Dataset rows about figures
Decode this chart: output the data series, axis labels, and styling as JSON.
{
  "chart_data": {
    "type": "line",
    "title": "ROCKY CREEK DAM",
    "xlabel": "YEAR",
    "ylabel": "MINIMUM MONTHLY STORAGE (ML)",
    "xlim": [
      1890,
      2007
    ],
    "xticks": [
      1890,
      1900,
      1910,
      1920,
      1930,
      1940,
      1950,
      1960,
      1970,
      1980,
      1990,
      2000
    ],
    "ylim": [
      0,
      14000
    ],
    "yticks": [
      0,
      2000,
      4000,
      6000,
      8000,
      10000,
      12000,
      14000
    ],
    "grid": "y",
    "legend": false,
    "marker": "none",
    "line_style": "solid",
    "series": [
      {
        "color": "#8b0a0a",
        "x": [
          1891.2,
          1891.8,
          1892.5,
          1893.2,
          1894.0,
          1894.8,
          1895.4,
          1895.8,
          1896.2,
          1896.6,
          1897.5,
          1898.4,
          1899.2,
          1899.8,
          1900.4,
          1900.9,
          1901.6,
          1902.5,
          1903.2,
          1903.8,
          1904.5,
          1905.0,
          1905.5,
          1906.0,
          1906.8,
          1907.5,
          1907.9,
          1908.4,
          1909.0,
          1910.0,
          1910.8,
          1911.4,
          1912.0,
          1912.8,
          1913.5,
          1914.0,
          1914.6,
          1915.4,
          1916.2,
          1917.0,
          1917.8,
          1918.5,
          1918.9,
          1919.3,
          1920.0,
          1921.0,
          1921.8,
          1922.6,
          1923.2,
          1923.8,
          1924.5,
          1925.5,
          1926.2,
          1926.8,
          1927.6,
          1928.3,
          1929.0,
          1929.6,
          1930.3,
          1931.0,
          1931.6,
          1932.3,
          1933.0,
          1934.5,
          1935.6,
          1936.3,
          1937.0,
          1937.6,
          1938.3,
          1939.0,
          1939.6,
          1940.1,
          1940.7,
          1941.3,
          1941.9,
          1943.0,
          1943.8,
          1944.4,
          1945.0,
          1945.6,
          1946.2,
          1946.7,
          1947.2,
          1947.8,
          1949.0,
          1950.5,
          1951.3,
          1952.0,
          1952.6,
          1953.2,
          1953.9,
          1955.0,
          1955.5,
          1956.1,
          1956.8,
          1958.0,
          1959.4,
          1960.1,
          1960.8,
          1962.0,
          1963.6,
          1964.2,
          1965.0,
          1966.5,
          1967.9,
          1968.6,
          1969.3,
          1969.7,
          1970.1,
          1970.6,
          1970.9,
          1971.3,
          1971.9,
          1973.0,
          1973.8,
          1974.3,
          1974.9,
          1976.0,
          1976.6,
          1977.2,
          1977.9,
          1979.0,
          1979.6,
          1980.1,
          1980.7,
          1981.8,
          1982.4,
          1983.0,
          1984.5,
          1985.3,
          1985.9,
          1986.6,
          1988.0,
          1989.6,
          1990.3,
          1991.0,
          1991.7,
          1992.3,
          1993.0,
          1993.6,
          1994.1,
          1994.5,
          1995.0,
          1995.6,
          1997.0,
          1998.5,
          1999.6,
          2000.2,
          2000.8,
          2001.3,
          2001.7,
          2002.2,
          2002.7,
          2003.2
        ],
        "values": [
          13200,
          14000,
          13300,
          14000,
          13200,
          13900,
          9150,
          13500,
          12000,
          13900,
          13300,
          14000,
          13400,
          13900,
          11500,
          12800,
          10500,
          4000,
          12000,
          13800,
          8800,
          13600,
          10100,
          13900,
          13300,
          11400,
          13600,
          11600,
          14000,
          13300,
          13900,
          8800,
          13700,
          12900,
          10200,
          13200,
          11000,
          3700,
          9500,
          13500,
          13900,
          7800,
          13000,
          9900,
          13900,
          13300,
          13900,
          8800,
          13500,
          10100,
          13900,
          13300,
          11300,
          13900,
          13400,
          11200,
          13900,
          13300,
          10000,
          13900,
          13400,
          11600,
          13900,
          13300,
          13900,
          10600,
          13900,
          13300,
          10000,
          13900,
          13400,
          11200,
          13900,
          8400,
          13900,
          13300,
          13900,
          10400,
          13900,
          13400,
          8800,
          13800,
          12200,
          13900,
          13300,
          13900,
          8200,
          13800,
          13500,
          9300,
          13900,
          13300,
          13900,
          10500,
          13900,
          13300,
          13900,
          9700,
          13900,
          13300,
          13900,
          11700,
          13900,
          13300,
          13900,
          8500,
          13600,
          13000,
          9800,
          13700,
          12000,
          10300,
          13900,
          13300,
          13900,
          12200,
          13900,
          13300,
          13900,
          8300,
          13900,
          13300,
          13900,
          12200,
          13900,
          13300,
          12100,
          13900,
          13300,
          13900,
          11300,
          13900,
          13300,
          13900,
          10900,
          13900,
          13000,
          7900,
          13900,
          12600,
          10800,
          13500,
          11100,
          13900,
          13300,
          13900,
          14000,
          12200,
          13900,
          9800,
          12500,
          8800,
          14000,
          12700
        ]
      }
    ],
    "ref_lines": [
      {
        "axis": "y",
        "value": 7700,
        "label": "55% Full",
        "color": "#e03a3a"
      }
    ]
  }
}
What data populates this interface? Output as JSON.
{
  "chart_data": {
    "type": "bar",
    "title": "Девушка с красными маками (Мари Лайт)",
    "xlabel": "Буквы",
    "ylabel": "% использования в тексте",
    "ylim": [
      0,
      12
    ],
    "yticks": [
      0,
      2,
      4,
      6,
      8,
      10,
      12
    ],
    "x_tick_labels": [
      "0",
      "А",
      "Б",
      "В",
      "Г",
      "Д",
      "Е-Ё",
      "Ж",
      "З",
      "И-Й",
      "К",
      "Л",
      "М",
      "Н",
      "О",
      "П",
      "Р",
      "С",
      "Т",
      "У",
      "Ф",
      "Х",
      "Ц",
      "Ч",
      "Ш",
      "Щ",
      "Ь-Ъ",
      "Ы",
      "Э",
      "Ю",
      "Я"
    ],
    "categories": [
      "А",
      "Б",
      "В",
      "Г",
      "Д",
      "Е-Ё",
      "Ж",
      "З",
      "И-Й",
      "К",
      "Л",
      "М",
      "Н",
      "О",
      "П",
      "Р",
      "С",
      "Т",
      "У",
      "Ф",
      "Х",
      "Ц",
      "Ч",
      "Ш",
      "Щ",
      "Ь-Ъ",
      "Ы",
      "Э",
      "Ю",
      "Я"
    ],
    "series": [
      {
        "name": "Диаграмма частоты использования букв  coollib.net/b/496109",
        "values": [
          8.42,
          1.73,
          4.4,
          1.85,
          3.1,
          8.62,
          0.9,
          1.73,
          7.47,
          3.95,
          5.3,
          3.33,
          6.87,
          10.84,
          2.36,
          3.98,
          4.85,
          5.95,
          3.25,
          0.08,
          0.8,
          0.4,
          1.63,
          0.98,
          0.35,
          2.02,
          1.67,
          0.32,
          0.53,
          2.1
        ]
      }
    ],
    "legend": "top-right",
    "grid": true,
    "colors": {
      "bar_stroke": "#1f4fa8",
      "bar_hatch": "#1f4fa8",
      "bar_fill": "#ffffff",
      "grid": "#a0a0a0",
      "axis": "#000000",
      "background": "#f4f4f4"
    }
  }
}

--- Stated problem ---
Copy out the full material exactly as it appears.

--- Worked answer ---
Decode this chart: output the data series, axis labels, and styling as JSON.
{
  "chart_data": {
    "type": "line",
    "title": "ROCKY CREEK DAM",
    "xlabel": "YEAR",
    "ylabel": "MINIMUM MONTHLY STORAGE (ML)",
    "xlim": [
      1890,
      2007
    ],
    "xticks": [
      1890,
      1900,
      1910,
      1920,
      1930,
      1940,
      1950,
      1960,
      1970,
      1980,
      1990,
      2000
    ],
    "ylim": [
      0,
      14000
    ],
    "yticks": [
      0,
      2000,
      4000,
      6000,
      8000,
      10000,
      12000,
      14000
    ],
    "grid": "y",
    "legend": false,
    "marker": "none",
    "line_style": "solid",
    "series": [
      {
        "color": "#8b0a0a",
        "x": [
          1891.2,
          1891.8,
          1892.5,
          1893.2,
          1894.0,
          1894.8,
          1895.4,
          1895.8,
          1896.2,
          1896.6,
          1897.5,
          1898.4,
          1899.2,
          1899.8,
          1900.4,
          1900.9,
          1901.6,
          1902.5,
          1903.2,
          1903.8,
          1904.5,
          1905.0,
          1905.5,
          1906.0,
          1906.8,
          1907.5,
          1907.9,
          1908.4,
          1909.0,
          1910.0,
          1910.8,
          1911.4,
          1912.0,
          1912.8,
          1913.5,
          1914.0,
          1914.6,
          1915.4,
          1916.2,
          1917.0,
          1917.8,
          1918.5,
          1918.9,
          1919.3,
          1920.0,
          1921.0,
          1921.8,
          1922.6,
          1923.2,
          1923.8,
          1924.5,
          1925.5,
          1926.2,
          1926.8,
          1927.6,
          1928.3,
          1929.0,
          1929.6,
          1930.3,
          1931.0,
          1931.6,
          1932.3,
          1933.0,
          1934.5,
          1935.6,
          1936.3,
          1937.0,
          1937.6,
          1938.3,
          1939.0,
          1939.6,
          1940.1,
          1940.7,
          1941.3,
          1941.9,
          1943.0,
          1943.8,
          1944.4,
          1945.0,
          1945.6,
          1946.2,
          1946.7,
          1947.2,
          1947.8,
          1949.0,
          1950.5,
          1951.3,
          1952.0,
          1952.6,
          1953.2,
          1953.9,
          1955.0,
          1955.5,
          1956.1,
          1956.8,
          1958.0,
          1959.4,
          1960.1,
          1960.8,
          1962.0,
          1963.6,
          1964.2,
          1965.0,
          1966.5,
          1967.9,
          1968.6,
          1969.3,
          1969.7,
          1970.1,
          1970.6,
          1970.9,
          1971.3,
          1971.9,
          1973.0,
          1973.8,
          1974.3,
          1974.9,
          1976.0,
          1976.6,
          1977.2,
          1977.9,
          1979.0,
          1979.6,
          1980.1,
          1980.7,
          1981.8,
          1982.4,
          1983.0,
          1984.5,
          1985.3,
          1985.9,
          1986.6,
          1988.0,
          1989.6,
          1990.3,
          1991.0,
          1991.7,
          1992.3,
          1993.0,
          1993.6,
          1994.1,
          1994.5,
          1995.0,
          1995.6,
          1997.0,
          1998.5,
          1999.6,
          2000.2,
          2000.8,
          2001.3,
          2001.7,
          2002.2,
          2002.7,
          2003.2
        ],
        "values": [
          13200,
          14000,
          13300,
          14000,
          13200,
          13900,
          9150,
          13500,
          12000,
          13900,
          13300,
          14000,
          13400,
          13900,
          11500,
          12800,
          10500,
          4000,
          12000,
          13800,
          8800,
          13600,
          10100,
          13900,
          13300,
          11400,
          13600,
          11600,
          14000,
          13300,
          13900,
          8800,
          13700,
          12900,
          10200,
          13200,
          11000,
          3700,
          9500,
          13500,
          13900,
          7800,
          13000,
          9900,
          13900,
          13300,
          13900,
          8800,
          13500,
          10100,
          13900,
          13300,
          11300,
          13900,
          13400,
          11200,
          13900,
          13300,
          10000,
          13900,
          13400,
          11600,
          13900,
          13300,
          13900,
          10600,
          13900,
          13300,
          10000,
          13900,
          13400,
          11200,
          13900,
          8400,
          13900,
          13300,
          13900,
          10400,
          13900,
          13400,
          8800,
          13800,
          12200,
          13900,
          13300,
          13900,
          8200,
          13800,
          13500,
          9300,
          13900,
          13300,
          13900,
          10500,
          13900,
          13300,
          13900,
          9700,
          13900,
          13300,
          13900,
          11700,
          13900,
          13300,
          13900,
          8500,
          13600,
          13000,
          9800,
          13700,
          12000,
          10300,
          13900,
          13300,
          13900,
          12200,
          13900,
          13300,
          13900,
          8300,
          13900,
          13300,
          13900,
          12200,
          13900,
          13300,
          12100,
          13900,
          13300,
          13900,
          11300,
          13900,
          13300,
          13900,
          10900,
          13900,
          13000,
          7900,
          13900,
          12600,
          10800,
          13500,
          11100,
          13900,
          13300,
          13900,
          14000,
          12200,
          13900,
          9800,
          12500,
          8800,
          14000,
          12700
        ]
      }
    ],
    "ref_lines": [
      {
        "axis": "y",
        "value": 7700,
        "label": "55% Full",
        "color": "#e03a3a"
      }
    ]
  }
}
What data populates this interface? Output as JSON.
{
  "chart_data": {
    "type": "bar",
    "title": "Девушка с красными маками (Мари Лайт)",
    "xlabel": "Буквы",
    "ylabel": "% использования в тексте",
    "ylim": [
      0,
      12
    ],
    "yticks": [
      0,
      2,
      4,
      6,
      8,
      10,
      12
    ],
    "x_tick_labels": [
      "0",
      "А",
      "Б",
      "В",
      "Г",
      "Д",
      "Е-Ё",
      "Ж",
      "З",
      "И-Й",
      "К",
      "Л",
      "М",
      "Н",
      "О",
      "П",
      "Р",
      "С",
      "Т",
      "У",
      "Ф",
      "Х",
      "Ц",
      "Ч",
      "Ш",
      "Щ",
      "Ь-Ъ",
      "Ы",
      "Э",
      "Ю",
      "Я"
    ],
    "categories": [
      "А",
      "Б",
      "В",
      "Г",
      "Д",
      "Е-Ё",
      "Ж",
      "З",
      "И-Й",
      "К",
      "Л",
      "М",
      "Н",
      "О",
      "П",
      "Р",
      "С",
      "Т",
      "У",
      "Ф",
      "Х",
      "Ц",
      "Ч",
      "Ш",
      "Щ",
      "Ь-Ъ",
      "Ы",
      "Э",
      "Ю",
      "Я"
    ],
    "series": [
      {
        "name": "Диаграмма частоты использования букв  coollib.net/b/496109",
        "values": [
          8.42,
          1.73,
          4.4,
          1.85,
          3.1,
          8.62,
          0.9,
          1.73,
          7.47,
          3.95,
          5.3,
          3.33,
          6.87,
          10.84,
          2.36,
          3.98,
          4.85,
          5.95,
          3.25,
          0.08,
          0.8,
          0.4,
          1.63,
          0.98,
          0.35,
          2.02,
          1.67,
          0.32,
          0.53,
          2.1
        ]
      }
    ],
    "legend": "top-right",
    "grid": true,
    "colors": {
      "bar_stroke": "#1f4fa8",
      "bar_hatch": "#1f4fa8",
      "bar_fill": "#ffffff",
      "grid": "#a0a0a0",
      "axis": "#000000",
      "background": "#f4f4f4"
    }
  }
}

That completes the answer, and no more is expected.